**Listed entries**.
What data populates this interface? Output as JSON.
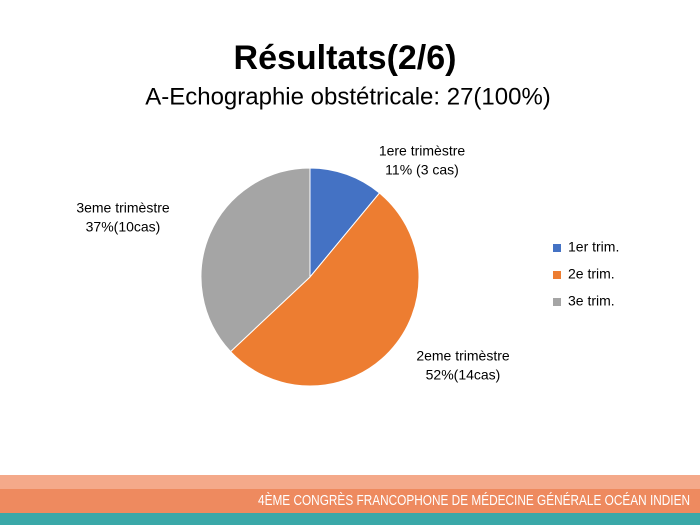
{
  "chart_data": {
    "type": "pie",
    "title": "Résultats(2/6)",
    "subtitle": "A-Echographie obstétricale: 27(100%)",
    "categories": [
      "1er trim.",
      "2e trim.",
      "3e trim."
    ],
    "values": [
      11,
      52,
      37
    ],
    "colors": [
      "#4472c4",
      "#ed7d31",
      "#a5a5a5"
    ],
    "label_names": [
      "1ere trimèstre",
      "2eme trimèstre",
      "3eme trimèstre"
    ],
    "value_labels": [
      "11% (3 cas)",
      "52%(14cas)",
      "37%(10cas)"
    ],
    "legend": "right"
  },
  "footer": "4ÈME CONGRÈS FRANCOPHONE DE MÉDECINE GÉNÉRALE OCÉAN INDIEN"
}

==

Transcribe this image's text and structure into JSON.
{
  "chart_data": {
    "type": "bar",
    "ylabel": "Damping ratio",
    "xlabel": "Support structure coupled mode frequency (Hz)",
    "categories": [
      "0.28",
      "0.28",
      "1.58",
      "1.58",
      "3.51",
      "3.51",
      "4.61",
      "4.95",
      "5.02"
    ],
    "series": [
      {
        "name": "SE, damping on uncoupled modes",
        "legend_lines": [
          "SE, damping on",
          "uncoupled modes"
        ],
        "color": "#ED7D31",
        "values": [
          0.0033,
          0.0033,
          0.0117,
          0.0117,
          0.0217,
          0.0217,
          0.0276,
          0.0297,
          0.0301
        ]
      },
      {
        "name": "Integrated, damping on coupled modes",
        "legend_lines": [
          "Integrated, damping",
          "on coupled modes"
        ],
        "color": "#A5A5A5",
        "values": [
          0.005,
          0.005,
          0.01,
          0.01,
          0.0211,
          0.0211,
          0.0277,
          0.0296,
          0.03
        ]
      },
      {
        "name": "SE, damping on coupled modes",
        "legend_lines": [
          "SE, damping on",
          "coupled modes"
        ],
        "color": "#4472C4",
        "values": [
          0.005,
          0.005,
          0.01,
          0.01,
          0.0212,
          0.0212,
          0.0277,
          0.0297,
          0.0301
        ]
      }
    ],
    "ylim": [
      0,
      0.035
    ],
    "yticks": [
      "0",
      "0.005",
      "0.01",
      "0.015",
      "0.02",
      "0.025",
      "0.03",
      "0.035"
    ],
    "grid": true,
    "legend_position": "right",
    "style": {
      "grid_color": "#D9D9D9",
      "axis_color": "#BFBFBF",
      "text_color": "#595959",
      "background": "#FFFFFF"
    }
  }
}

**Task objective**. Work out how many lines of the data above hold the word "structure", and write only the count.

**Solution**. 2